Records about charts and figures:
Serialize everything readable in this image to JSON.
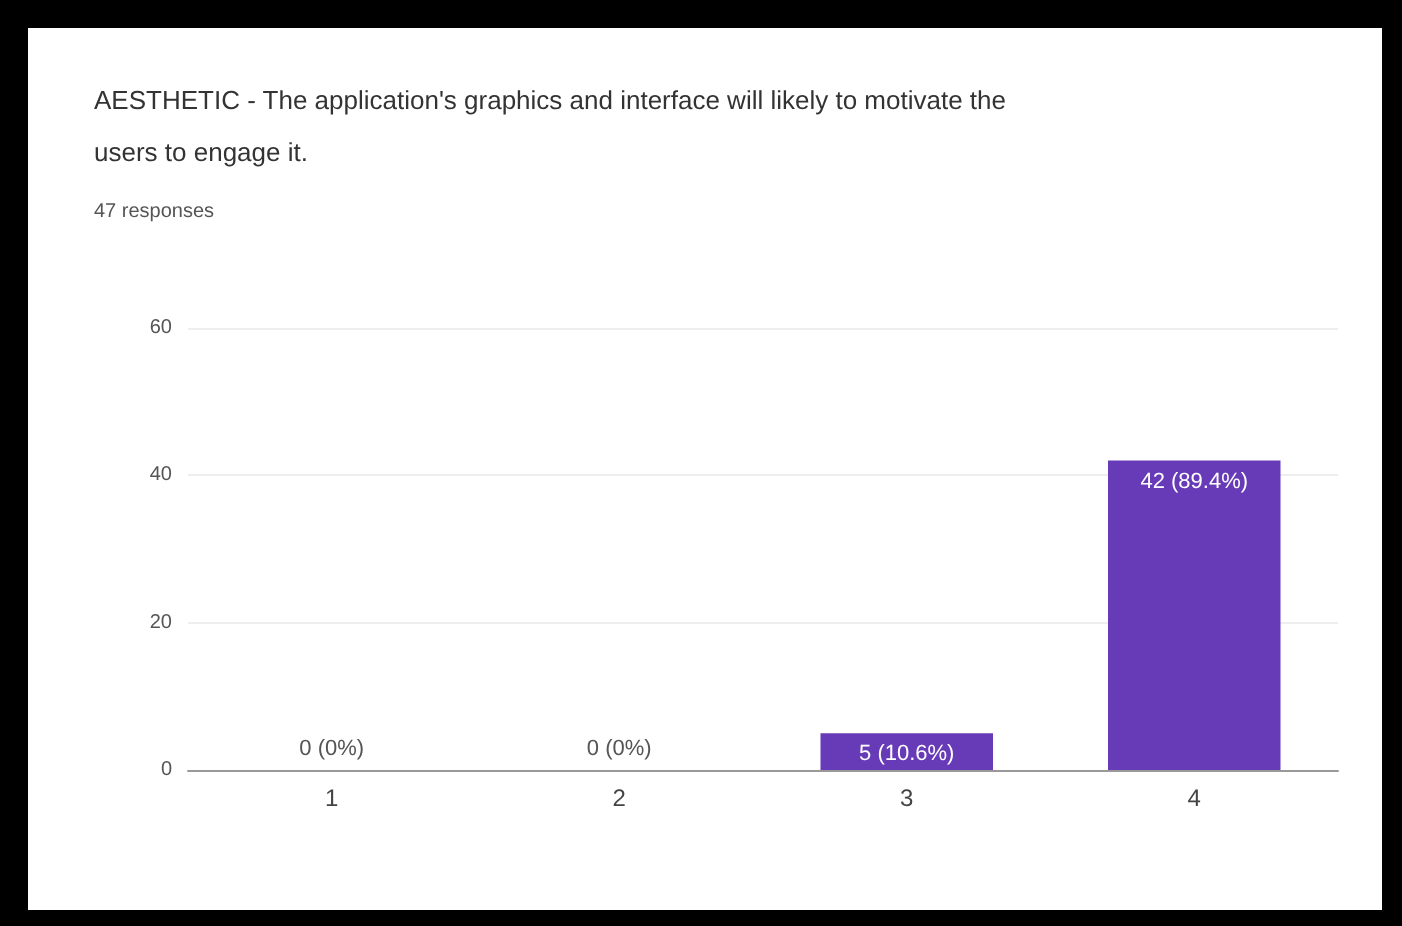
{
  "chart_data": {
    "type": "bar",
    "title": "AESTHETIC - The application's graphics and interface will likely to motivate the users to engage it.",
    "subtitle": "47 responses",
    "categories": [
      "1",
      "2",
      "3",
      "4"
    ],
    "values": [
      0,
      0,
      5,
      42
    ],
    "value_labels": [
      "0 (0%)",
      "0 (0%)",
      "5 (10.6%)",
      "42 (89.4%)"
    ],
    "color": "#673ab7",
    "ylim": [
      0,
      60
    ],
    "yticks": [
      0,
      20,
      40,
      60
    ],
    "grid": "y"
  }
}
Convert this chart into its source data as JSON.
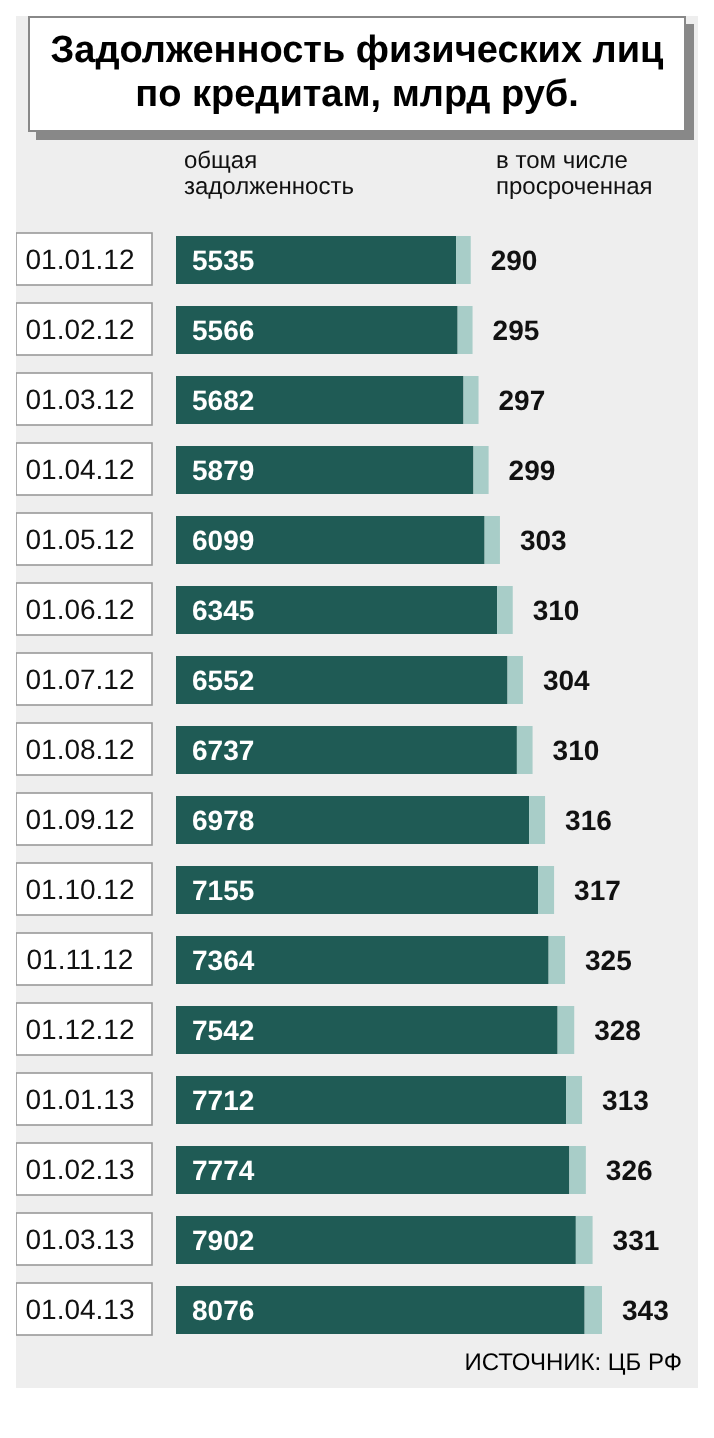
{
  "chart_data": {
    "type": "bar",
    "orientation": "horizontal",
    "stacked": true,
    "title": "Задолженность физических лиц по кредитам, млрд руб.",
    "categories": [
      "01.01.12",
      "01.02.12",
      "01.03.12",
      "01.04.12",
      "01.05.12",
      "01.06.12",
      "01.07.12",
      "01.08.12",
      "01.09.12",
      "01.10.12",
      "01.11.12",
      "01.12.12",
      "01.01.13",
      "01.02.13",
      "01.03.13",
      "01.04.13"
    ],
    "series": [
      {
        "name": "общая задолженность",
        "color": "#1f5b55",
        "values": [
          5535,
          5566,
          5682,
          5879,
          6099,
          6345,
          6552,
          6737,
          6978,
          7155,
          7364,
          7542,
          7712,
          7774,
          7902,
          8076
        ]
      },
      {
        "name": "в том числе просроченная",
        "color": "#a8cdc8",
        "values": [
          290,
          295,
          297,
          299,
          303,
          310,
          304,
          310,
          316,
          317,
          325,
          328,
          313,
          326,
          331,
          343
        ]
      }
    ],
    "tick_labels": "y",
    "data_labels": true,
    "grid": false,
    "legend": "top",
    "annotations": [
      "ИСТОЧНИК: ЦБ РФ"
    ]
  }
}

* Task description *
Say how many lines in the listing above include "name". Give nothing but the number.

* Worked solution *
2